GOAL »
Go through the listing and pick out each line with the word "results" in it.

SUPPLIED RECORDS »
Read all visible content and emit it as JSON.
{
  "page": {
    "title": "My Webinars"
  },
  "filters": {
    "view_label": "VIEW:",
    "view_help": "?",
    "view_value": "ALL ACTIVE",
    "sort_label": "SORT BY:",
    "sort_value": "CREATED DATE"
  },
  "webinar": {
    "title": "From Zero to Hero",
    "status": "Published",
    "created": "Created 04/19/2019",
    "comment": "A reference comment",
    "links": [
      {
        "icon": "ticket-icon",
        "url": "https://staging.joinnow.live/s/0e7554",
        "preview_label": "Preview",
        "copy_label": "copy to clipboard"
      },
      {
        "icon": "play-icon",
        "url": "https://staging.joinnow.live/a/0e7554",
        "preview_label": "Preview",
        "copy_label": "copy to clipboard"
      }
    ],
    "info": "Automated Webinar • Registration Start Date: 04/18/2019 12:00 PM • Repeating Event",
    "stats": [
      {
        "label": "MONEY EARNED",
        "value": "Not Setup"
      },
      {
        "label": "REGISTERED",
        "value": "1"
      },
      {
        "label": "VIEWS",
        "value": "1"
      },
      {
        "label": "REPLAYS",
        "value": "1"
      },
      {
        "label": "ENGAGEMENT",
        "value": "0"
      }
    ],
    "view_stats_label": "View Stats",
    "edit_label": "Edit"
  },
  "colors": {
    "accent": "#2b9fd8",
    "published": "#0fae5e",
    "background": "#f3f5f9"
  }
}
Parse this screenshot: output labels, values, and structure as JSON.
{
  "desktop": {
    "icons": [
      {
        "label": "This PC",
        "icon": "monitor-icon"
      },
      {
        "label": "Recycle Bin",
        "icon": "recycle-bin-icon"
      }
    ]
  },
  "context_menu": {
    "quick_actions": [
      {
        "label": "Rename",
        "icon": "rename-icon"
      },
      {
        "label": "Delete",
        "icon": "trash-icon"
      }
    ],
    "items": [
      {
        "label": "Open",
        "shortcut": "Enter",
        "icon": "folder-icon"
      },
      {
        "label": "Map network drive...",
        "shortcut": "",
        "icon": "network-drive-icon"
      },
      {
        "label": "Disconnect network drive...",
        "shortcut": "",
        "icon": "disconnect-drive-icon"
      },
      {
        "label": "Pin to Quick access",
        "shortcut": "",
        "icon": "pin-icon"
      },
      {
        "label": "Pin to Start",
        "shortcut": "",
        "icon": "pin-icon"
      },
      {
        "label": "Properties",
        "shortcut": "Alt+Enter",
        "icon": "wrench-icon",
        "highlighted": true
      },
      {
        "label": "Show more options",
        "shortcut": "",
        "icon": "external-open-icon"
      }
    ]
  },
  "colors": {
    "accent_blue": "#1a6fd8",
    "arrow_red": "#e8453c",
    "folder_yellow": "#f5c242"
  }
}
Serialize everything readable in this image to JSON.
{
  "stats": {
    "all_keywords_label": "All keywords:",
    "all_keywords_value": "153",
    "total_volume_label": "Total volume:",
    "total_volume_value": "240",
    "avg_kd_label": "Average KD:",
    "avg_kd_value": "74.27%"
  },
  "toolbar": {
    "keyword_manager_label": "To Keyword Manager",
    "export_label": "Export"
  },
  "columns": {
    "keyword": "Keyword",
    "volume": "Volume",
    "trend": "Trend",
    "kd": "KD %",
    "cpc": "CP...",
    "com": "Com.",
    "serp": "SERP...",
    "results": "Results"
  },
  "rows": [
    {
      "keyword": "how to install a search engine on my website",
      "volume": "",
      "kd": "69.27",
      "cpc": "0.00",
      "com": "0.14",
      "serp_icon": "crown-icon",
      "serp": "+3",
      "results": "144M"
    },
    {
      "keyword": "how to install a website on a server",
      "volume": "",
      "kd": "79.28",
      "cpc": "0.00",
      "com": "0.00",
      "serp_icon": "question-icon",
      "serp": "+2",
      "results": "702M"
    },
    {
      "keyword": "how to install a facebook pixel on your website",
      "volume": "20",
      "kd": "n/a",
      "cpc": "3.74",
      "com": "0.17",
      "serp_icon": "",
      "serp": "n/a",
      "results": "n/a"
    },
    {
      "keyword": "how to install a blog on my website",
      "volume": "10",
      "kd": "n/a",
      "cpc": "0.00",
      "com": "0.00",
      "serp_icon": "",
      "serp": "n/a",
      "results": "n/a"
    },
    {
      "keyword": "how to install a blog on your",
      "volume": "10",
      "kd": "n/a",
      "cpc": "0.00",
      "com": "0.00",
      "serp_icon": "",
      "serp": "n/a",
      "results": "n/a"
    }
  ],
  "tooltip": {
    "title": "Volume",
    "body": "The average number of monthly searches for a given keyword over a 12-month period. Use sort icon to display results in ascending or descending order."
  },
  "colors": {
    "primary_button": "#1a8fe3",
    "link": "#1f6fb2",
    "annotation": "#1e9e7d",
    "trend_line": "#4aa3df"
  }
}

FINAL ANSWER »
    "results": "Results"
      "results": "144M"
      "results": "702M"
      "results": "n/a"
      "results": "n/a"
      "results": "n/a"
    "body": "The average number of monthly searches for a given keyword over a 12-month period. Use sort icon to display results in ascending or descending order."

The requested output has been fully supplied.